**THE PROBLEM**
Look through the lines below and extract any with the word "JSON".

**DATA FOR THIS TASK**
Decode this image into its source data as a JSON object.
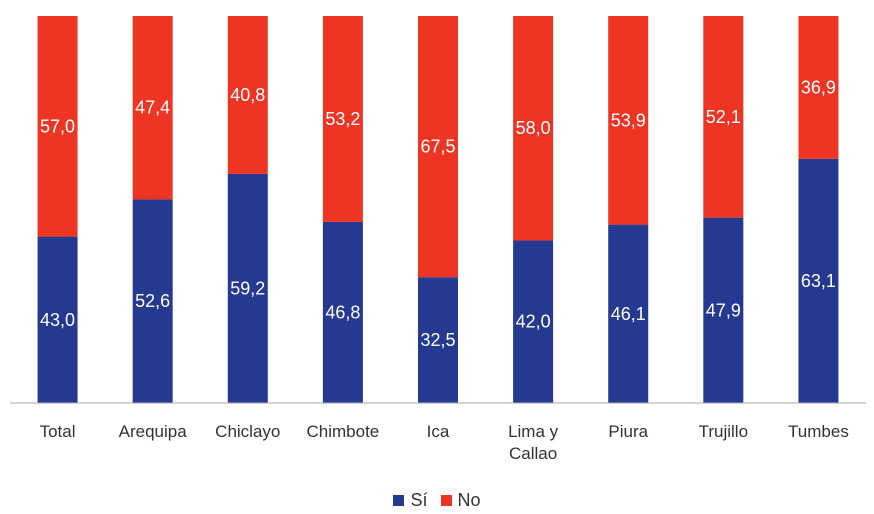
{
  "chart_data": {
    "type": "bar",
    "stacked": true,
    "categories": [
      "Total",
      "Arequipa",
      "Chiclayo",
      "Chimbote",
      "Ica",
      [
        "Lima y",
        "Callao"
      ],
      "Piura",
      "Trujillo",
      "Tumbes"
    ],
    "series": [
      {
        "name": "Sí",
        "color": "#24398f",
        "values": [
          43.0,
          52.6,
          59.2,
          46.8,
          32.5,
          42.0,
          46.1,
          47.9,
          63.1
        ],
        "labels": [
          "43,0",
          "52,6",
          "59,2",
          "46,8",
          "32,5",
          "42,0",
          "46,1",
          "47,9",
          "63,1"
        ]
      },
      {
        "name": "No",
        "color": "#ee3524",
        "values": [
          57.0,
          47.4,
          40.8,
          53.2,
          67.5,
          58.0,
          53.9,
          52.1,
          36.9
        ],
        "labels": [
          "57,0",
          "47,4",
          "40,8",
          "53,2",
          "67,5",
          "58,0",
          "53,9",
          "52,1",
          "36,9"
        ]
      }
    ],
    "ylim": [
      0,
      100
    ],
    "grid": false,
    "legend": "bottom"
  },
  "legend": {
    "si": "Sí",
    "no": "No"
  }
}
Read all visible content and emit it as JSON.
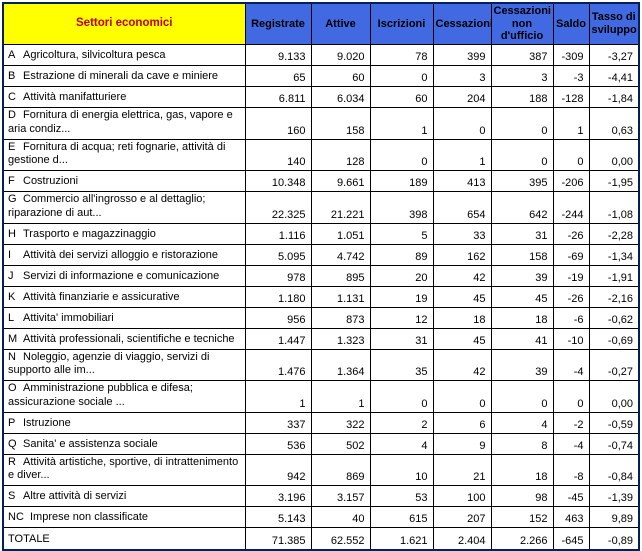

**EXPECTED ANSWER**
Decode this image into its source data as a JSON object.
Read all visible content and emit it as JSON.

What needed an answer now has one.